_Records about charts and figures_
* * * *

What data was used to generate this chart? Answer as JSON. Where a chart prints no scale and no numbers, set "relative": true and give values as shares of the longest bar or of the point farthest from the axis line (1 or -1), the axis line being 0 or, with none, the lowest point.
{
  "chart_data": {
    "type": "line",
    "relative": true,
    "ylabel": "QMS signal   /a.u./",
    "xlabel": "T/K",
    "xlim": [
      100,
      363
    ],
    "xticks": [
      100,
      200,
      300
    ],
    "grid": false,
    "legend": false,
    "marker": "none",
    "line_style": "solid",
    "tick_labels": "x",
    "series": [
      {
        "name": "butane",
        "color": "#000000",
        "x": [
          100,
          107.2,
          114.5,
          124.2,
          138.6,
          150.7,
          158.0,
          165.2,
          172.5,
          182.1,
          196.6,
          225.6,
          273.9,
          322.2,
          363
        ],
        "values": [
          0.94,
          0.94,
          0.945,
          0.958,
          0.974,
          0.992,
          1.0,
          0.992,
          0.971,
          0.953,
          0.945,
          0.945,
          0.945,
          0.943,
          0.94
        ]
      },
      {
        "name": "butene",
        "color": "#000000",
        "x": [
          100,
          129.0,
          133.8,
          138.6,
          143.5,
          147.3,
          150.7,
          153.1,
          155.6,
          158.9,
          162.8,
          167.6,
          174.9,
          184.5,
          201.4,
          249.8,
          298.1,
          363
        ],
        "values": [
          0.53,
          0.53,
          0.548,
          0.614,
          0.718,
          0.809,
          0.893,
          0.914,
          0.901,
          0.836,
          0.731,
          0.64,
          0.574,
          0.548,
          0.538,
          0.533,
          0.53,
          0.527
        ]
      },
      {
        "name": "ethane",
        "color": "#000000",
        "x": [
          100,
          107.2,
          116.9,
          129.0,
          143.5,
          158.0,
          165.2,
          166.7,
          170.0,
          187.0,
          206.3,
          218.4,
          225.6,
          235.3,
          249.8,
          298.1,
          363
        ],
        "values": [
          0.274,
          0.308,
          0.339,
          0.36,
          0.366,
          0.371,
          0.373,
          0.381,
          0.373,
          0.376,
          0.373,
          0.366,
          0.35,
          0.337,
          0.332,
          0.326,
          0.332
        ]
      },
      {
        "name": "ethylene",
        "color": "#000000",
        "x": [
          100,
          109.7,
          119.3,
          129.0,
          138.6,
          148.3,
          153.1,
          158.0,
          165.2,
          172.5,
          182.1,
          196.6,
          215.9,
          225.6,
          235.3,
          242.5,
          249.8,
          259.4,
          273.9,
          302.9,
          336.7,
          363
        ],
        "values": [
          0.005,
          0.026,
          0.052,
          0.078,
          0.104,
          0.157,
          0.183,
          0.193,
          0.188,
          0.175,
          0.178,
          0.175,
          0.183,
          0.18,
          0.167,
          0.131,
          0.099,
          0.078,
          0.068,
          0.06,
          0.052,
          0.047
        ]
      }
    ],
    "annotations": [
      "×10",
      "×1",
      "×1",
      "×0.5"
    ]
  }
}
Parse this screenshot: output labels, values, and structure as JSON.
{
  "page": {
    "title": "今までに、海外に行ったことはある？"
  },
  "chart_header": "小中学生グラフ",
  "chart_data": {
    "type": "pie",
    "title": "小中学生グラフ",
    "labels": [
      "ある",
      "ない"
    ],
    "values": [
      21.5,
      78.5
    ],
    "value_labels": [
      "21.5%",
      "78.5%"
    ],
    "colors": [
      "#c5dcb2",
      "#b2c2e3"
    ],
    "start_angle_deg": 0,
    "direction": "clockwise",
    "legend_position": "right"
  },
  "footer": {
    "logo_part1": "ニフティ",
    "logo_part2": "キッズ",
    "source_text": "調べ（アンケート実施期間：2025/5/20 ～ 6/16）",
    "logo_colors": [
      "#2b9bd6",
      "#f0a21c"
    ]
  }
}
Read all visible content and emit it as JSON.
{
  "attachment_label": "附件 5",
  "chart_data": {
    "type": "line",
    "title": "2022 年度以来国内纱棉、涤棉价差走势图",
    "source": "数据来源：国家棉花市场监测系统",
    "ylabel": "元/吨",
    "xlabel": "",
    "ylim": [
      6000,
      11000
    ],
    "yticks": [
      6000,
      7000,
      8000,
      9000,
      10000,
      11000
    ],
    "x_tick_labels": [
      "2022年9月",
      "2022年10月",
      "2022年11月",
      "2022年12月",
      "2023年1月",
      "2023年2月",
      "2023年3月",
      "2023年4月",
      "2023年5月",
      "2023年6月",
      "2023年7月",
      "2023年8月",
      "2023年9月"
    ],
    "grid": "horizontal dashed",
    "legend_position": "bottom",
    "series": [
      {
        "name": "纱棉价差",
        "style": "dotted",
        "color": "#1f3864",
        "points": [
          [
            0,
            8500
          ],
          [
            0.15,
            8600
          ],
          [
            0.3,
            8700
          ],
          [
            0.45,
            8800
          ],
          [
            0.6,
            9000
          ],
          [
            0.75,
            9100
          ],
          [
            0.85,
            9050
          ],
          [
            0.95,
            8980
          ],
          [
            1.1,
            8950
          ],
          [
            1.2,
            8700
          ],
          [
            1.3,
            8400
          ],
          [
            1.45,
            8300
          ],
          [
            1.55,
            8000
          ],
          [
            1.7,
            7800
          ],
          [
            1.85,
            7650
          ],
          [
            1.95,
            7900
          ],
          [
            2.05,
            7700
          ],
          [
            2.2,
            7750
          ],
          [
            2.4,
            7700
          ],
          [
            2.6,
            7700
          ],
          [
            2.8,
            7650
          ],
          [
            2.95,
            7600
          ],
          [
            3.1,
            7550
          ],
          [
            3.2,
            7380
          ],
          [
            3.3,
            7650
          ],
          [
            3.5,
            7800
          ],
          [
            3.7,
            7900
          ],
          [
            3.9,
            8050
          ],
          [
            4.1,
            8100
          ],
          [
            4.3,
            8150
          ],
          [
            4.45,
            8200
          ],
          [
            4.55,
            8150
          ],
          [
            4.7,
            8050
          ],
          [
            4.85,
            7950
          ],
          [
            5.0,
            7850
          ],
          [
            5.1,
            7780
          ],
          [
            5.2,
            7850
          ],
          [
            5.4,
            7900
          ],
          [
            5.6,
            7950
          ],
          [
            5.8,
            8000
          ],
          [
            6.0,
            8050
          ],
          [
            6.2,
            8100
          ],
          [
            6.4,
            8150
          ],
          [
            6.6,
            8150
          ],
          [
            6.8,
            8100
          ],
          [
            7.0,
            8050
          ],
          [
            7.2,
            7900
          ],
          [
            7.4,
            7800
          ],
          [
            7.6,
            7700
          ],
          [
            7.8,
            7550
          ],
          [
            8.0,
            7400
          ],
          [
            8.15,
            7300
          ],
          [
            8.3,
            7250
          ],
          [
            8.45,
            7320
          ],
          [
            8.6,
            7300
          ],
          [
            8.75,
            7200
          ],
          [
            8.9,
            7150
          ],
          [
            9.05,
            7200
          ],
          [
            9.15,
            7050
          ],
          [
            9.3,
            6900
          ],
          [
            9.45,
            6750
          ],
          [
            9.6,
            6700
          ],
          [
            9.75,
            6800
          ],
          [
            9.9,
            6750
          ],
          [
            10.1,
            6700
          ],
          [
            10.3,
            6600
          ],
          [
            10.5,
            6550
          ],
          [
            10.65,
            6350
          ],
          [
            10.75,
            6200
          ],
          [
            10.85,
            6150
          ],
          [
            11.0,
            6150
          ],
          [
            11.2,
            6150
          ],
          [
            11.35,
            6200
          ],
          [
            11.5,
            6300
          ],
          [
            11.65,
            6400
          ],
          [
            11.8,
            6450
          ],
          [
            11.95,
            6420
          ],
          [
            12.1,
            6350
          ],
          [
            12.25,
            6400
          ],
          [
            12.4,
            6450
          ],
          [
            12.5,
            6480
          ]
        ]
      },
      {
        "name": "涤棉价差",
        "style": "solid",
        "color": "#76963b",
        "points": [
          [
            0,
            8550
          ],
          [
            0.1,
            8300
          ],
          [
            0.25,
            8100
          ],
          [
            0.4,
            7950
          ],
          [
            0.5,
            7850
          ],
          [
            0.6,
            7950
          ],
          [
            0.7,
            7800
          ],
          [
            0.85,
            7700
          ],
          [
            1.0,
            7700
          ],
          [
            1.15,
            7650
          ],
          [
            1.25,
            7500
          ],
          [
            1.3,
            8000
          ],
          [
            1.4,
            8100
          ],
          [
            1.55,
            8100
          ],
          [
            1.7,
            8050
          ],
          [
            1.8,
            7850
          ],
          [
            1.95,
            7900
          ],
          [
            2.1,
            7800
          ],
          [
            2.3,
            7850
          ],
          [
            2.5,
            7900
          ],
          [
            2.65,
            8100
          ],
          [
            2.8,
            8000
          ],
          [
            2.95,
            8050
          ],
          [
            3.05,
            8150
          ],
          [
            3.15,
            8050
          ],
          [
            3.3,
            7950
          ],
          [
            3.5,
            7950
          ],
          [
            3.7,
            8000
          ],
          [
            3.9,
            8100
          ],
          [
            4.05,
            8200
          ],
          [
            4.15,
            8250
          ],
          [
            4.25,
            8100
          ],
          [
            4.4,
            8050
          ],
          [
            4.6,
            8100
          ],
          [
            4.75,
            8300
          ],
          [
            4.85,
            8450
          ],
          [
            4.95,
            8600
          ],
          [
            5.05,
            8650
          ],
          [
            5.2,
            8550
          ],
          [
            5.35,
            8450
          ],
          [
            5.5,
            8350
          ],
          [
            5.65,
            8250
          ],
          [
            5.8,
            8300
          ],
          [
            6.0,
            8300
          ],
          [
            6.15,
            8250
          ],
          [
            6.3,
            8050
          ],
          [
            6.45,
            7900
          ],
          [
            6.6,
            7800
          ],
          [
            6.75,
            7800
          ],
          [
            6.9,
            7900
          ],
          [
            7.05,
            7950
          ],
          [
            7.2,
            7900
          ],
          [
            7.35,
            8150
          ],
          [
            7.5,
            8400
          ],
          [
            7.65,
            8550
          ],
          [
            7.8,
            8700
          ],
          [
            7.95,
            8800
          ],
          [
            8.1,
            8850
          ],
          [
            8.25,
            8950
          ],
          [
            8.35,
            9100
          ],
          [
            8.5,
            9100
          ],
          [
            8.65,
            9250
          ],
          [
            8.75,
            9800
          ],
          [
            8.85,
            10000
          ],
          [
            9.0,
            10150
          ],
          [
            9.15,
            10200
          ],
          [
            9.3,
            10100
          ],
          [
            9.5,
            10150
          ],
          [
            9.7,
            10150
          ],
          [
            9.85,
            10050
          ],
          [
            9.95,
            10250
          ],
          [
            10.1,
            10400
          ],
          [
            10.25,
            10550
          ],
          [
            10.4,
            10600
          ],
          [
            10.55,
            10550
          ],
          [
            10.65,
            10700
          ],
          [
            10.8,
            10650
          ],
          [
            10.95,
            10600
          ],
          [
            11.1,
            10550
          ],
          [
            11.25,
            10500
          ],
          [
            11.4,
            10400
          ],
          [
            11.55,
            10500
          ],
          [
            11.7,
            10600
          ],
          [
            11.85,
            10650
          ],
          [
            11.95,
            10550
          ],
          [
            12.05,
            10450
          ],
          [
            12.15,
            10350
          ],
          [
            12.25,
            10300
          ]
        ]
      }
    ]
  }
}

* * * *

Copy each line of the data above that holds "小中学生グラフ".

  "chart_header": "小中学生グラフ",
    "title": "小中学生グラフ",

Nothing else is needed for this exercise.